Written tasks.
1. Reproduce the passage of the review of The Cat's Table from "What attracted me" up to and including "I was exploring.", word for word.
2. Translate this sentence from the review of The Cat's Table into Spanish: "I read The Cat's Table because I wanted to see how a master handles some of the same elements I was exploring."

Excerpted text.

Thursday, August 23, 2012

Book Review: The Cat's Table by Michael Ondaatje (adventure)




Published by McClelland & Stewart

What attracted me to this book?  
I read The Cat's Table by Michael Ondaatje while I was writing a nineteen year old who goes on a life-changing journey. I read The Cat's Table because I wanted to see how a master handles some of the same elements I was exploring.

What I found...
As I began to read, I was surprised at loud the author's voice was. Show don't tell, I kept thinking. Then when the narrator finally takes over, he truly takes over and no one else is heard. 
Why?
I wondered if the author had worried that the adult voices would overwhelm the boy's voice. Or is it because the author wants the reader to test out what it is like to see everything, experience everything from a distance? The boy's view point is skillfully conveyed. And throughout the book, despite or perhaps because the adult characters are so jarring, I sought out the narrator's voice--like a calming port in the storm.

Provided data.

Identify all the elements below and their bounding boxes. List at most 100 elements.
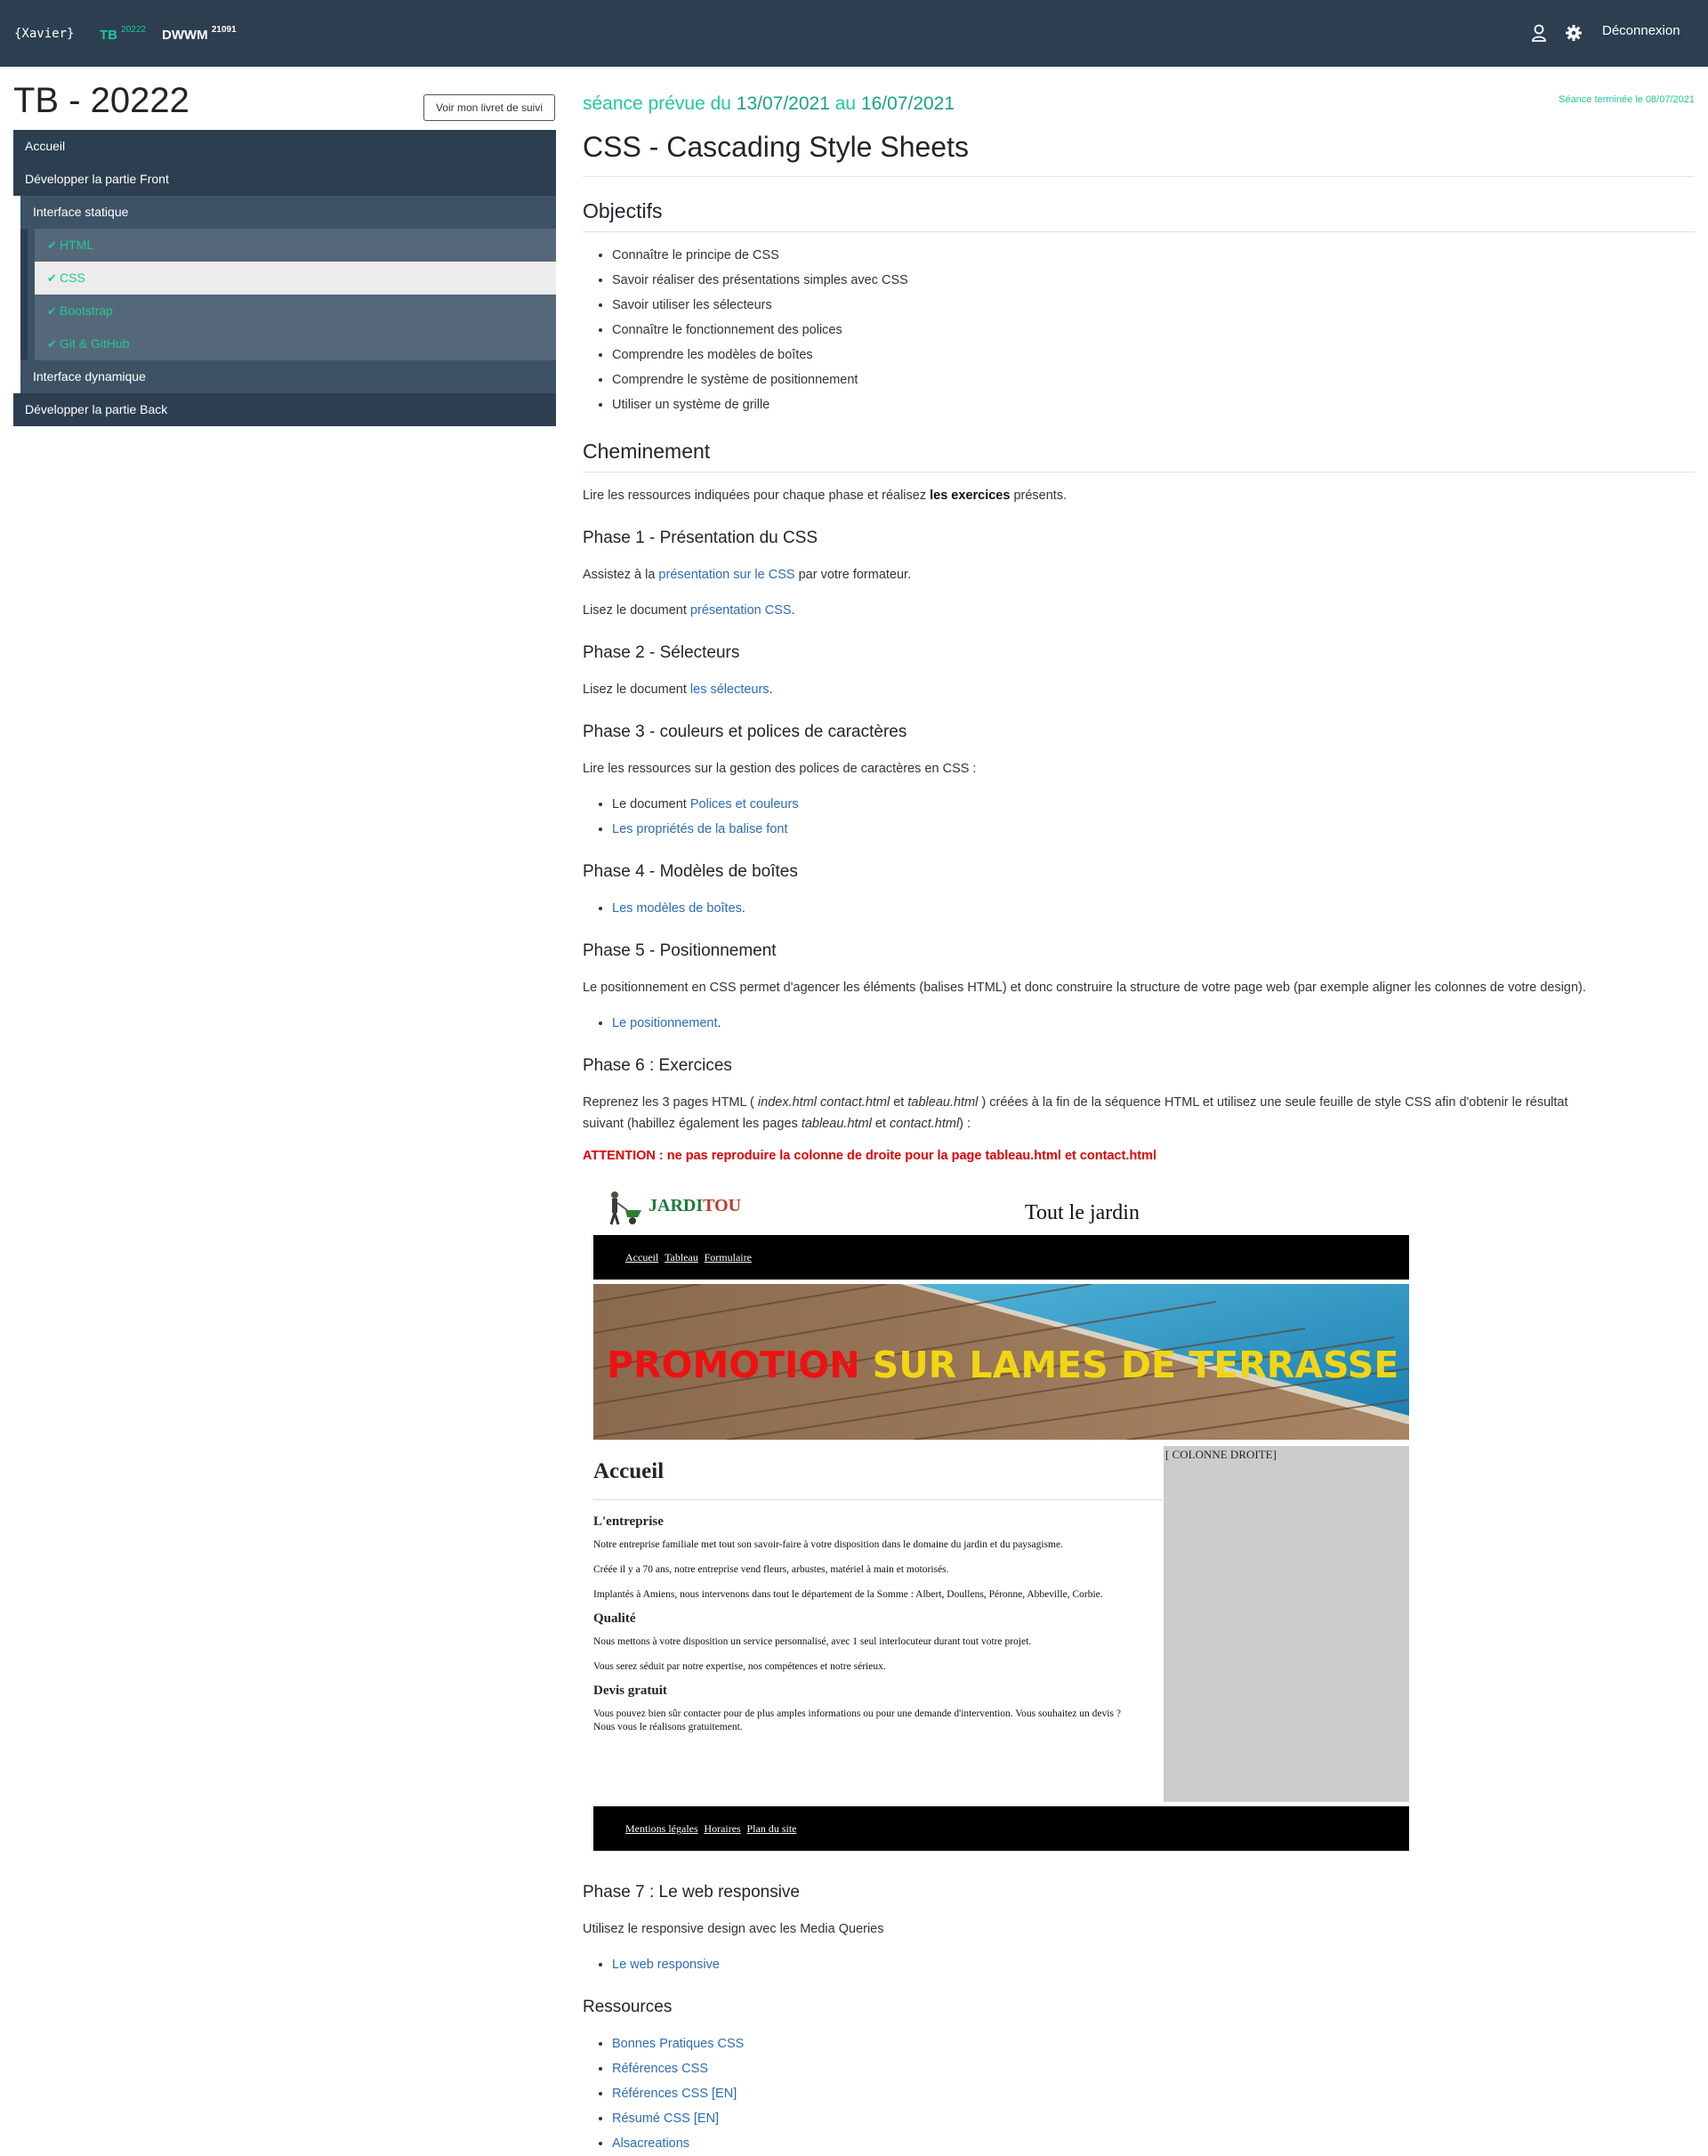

Outputs for the tasks.
1.
What attracted me to this book?  
I read The Cat's Table by Michael Ondaatje while I was writing a nineteen year old who goes on a life-changing journey. I read The Cat's Table because I wanted to see how a master handles some of the same elements I was exploring.

2. Leí The Cat's Table porque quería ver cómo un maestro maneja algunos de los mismos elementos que yo estaba explorando.